■ **Exercise material**
○ ○ ○ ○

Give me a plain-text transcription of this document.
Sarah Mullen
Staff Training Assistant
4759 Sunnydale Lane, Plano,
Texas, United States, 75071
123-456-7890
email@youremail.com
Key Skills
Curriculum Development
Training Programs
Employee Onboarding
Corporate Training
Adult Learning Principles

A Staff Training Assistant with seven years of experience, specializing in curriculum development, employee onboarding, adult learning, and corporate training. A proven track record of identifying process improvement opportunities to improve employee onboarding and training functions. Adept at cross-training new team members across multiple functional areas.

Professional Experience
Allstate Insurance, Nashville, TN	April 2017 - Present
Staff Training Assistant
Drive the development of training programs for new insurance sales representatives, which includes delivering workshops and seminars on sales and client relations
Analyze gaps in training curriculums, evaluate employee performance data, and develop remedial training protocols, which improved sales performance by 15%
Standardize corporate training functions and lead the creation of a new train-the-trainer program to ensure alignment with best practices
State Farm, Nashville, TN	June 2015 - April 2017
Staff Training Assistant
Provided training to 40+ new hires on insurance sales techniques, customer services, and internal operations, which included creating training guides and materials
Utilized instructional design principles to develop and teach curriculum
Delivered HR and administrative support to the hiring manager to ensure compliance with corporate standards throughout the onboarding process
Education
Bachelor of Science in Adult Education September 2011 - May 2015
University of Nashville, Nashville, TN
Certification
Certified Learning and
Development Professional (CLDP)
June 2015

○ ○ ○ ○

■ **The request**
Work out how many lines in the records above hold the string "with", then give only that count.

■ **Completed task**
3